◆ **Input material**:
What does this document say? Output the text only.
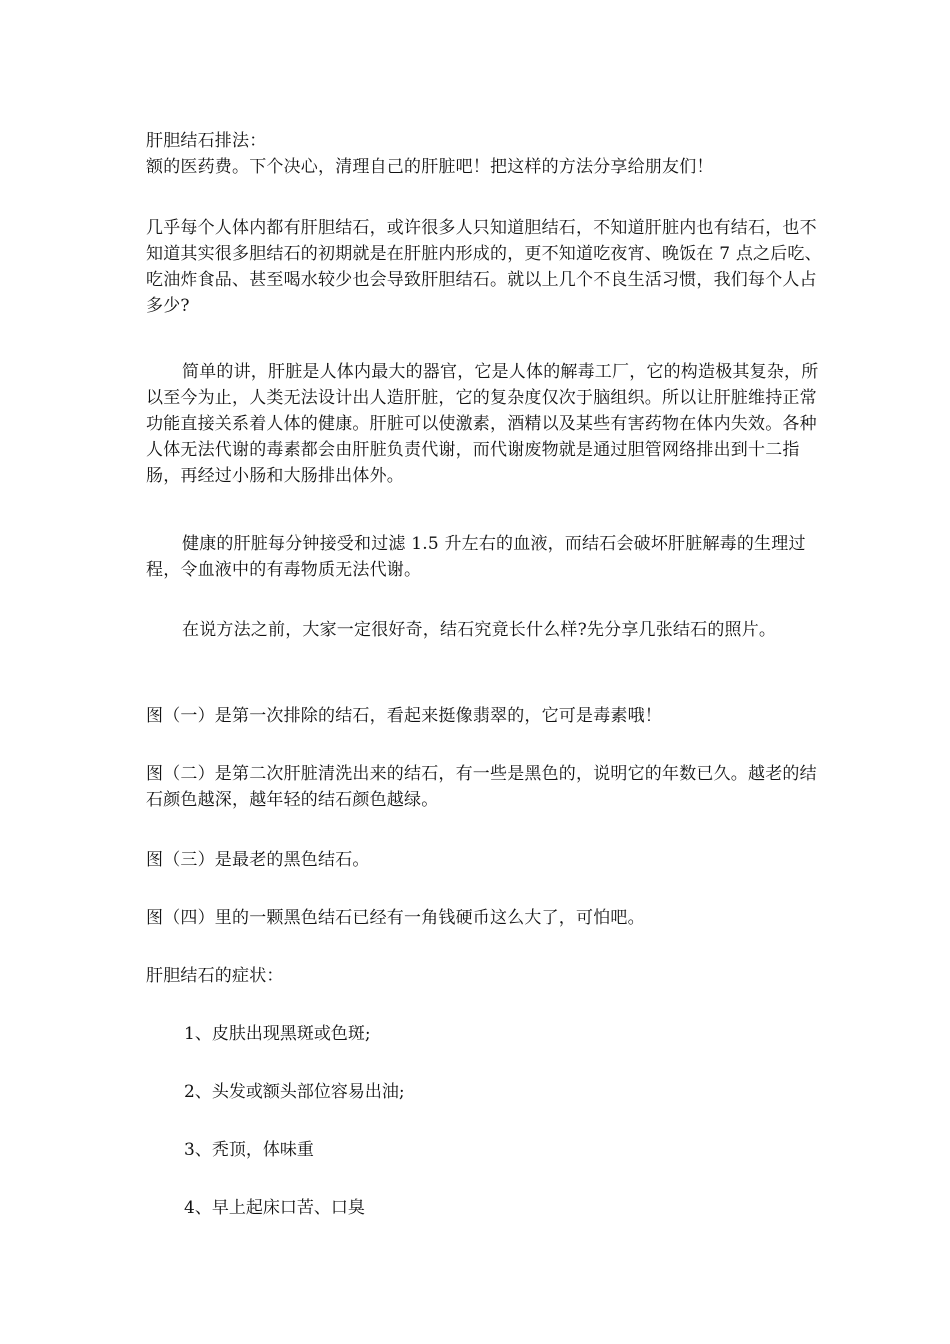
肝胆结石排法：

额的医药费。下个决心，清理自己的肝脏吧！把这样的方法分享给朋友们！

几乎每个人体内都有肝胆结石，或许很多人只知道胆结石，不知道肝脏内也有结石，也不知道其实很多胆结石的初期就是在肝脏内形成的，更不知道吃夜宵、晚饭在 7 点之后吃、吃油炸食品、甚至喝水较少也会导致肝胆结石。就以上几个不良生活习惯，我们每个人占多少?

简单的讲，肝脏是人体内最大的器官，它是人体的解毒工厂，它的构造极其复杂，所以至今为止，人类无法设计出人造肝脏，它的复杂度仅次于脑组织。所以让肝脏维持正常功能直接关系着人体的健康。肝脏可以使激素，酒精以及某些有害药物在体内失效。各种人体无法代谢的毒素都会由肝脏负责代谢，而代谢废物就是通过胆管网络排出到十二指肠，再经过小肠和大肠排出体外。

健康的肝脏每分钟接受和过滤 1.5 升左右的血液，而结石会破坏肝脏解毒的生理过程，令血液中的有毒物质无法代谢。

在说方法之前，大家一定很好奇，结石究竟长什么样?先分享几张结石的照片。

图（一）是第一次排除的结石，看起来挺像翡翠的，它可是毒素哦！

图（二）是第二次肝脏清洗出来的结石，有一些是黑色的，说明它的年数已久。越老的结石颜色越深，越年轻的结石颜色越绿。

图（三）是最老的黑色结石。

图（四）里的一颗黑色结石已经有一角钱硬币这么大了，可怕吧。

肝胆结石的症状：

1、皮肤出现黑斑或色斑;
2、头发或额头部位容易出油;
3、秃顶，体味重
4、早上起床口苦、口臭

◆ **Objective**:
Without the pictures, retype the whole of the material above exactly.

◆ **Answer to this problem**:
What does this document say? Output the text only.
肝胆结石排法：

额的医药费。下个决心，清理自己的肝脏吧！把这样的方法分享给朋友们！

几乎每个人体内都有肝胆结石，或许很多人只知道胆结石，不知道肝脏内也有结石，也不知道其实很多胆结石的初期就是在肝脏内形成的，更不知道吃夜宵、晚饭在 7 点之后吃、吃油炸食品、甚至喝水较少也会导致肝胆结石。就以上几个不良生活习惯，我们每个人占多少?

简单的讲，肝脏是人体内最大的器官，它是人体的解毒工厂，它的构造极其复杂，所以至今为止，人类无法设计出人造肝脏，它的复杂度仅次于脑组织。所以让肝脏维持正常功能直接关系着人体的健康。肝脏可以使激素，酒精以及某些有害药物在体内失效。各种人体无法代谢的毒素都会由肝脏负责代谢，而代谢废物就是通过胆管网络排出到十二指肠，再经过小肠和大肠排出体外。

健康的肝脏每分钟接受和过滤 1.5 升左右的血液，而结石会破坏肝脏解毒的生理过程，令血液中的有毒物质无法代谢。

在说方法之前，大家一定很好奇，结石究竟长什么样?先分享几张结石的照片。

图（一）是第一次排除的结石，看起来挺像翡翠的，它可是毒素哦！

图（二）是第二次肝脏清洗出来的结石，有一些是黑色的，说明它的年数已久。越老的结石颜色越深，越年轻的结石颜色越绿。

图（三）是最老的黑色结石。

图（四）里的一颗黑色结石已经有一角钱硬币这么大了，可怕吧。

肝胆结石的症状：

1、皮肤出现黑斑或色斑;
2、头发或额头部位容易出油;
3、秃顶，体味重
4、早上起床口苦、口臭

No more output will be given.